- [Action item]:
Pull every "piel" line out of the data below.

- [Provided data]:
━━━

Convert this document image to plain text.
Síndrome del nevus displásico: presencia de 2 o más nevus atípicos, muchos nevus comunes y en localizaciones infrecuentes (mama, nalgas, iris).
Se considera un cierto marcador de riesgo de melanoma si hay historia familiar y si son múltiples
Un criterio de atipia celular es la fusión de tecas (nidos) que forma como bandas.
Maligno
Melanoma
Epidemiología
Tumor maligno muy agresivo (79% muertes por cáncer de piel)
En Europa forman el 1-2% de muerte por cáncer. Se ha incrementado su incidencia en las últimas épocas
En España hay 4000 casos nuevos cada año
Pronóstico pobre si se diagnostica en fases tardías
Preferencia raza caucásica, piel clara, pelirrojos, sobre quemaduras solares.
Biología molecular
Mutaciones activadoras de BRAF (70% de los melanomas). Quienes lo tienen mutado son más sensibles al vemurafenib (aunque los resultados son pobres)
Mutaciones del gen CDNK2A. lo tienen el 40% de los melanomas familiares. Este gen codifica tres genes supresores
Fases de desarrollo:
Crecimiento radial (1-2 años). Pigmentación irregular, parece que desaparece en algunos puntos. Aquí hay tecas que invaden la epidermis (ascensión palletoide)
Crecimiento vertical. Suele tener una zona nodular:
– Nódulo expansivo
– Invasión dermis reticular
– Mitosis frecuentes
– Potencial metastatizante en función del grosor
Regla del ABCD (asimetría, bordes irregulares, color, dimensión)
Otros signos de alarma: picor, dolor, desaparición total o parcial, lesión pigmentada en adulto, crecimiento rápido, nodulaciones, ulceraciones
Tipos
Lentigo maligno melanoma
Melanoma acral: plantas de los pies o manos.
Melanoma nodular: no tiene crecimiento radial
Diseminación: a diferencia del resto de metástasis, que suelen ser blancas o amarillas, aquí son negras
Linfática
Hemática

━━━

- [Task response]:
Tumor maligno muy agresivo (79% muertes por cáncer de piel)
Preferencia raza caucásica, piel clara, pelirrojos, sobre quemaduras solares.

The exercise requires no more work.